=== TASK TO CARRY OUT ===
Each line below must be set down exactly; omit any image you find.

=== PROVIDED ENTRIES ===
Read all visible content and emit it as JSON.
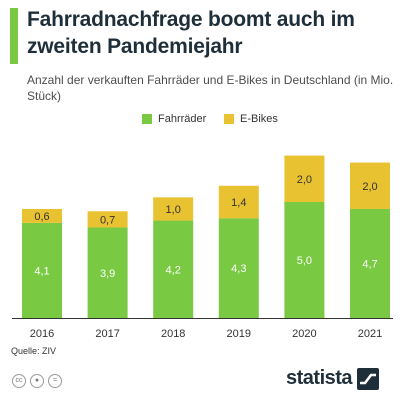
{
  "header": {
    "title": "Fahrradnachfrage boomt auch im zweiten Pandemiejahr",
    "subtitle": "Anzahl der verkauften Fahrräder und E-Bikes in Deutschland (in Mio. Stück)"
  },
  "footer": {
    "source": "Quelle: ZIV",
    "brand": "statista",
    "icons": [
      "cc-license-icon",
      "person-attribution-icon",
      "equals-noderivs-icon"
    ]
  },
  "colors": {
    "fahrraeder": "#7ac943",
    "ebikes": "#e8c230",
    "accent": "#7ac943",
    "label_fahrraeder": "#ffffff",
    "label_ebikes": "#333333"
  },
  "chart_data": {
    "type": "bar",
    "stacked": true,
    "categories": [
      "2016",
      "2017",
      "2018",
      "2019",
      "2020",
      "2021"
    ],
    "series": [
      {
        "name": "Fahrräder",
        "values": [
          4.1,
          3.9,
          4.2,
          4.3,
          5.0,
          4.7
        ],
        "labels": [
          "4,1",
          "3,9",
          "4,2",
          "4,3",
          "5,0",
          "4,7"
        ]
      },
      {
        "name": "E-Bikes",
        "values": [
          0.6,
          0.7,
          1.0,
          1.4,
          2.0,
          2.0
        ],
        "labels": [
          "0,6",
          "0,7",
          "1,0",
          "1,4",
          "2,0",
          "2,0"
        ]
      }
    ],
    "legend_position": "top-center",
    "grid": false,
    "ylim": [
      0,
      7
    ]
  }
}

=== SOLVED PROBLEM ===
Read all visible content and emit it as JSON.
{
  "header": {
    "title": "Fahrradnachfrage boomt auch im zweiten Pandemiejahr",
    "subtitle": "Anzahl der verkauften Fahrräder und E-Bikes in Deutschland (in Mio. Stück)"
  },
  "footer": {
    "source": "Quelle: ZIV",
    "brand": "statista",
    "icons": [
      "cc-license-icon",
      "person-attribution-icon",
      "equals-noderivs-icon"
    ]
  },
  "colors": {
    "fahrraeder": "#7ac943",
    "ebikes": "#e8c230",
    "accent": "#7ac943",
    "label_fahrraeder": "#ffffff",
    "label_ebikes": "#333333"
  },
  "chart_data": {
    "type": "bar",
    "stacked": true,
    "categories": [
      "2016",
      "2017",
      "2018",
      "2019",
      "2020",
      "2021"
    ],
    "series": [
      {
        "name": "Fahrräder",
        "values": [
          4.1,
          3.9,
          4.2,
          4.3,
          5.0,
          4.7
        ],
        "labels": [
          "4,1",
          "3,9",
          "4,2",
          "4,3",
          "5,0",
          "4,7"
        ]
      },
      {
        "name": "E-Bikes",
        "values": [
          0.6,
          0.7,
          1.0,
          1.4,
          2.0,
          2.0
        ],
        "labels": [
          "0,6",
          "0,7",
          "1,0",
          "1,4",
          "2,0",
          "2,0"
        ]
      }
    ],
    "legend_position": "top-center",
    "grid": false,
    "ylim": [
      0,
      7
    ]
  }
}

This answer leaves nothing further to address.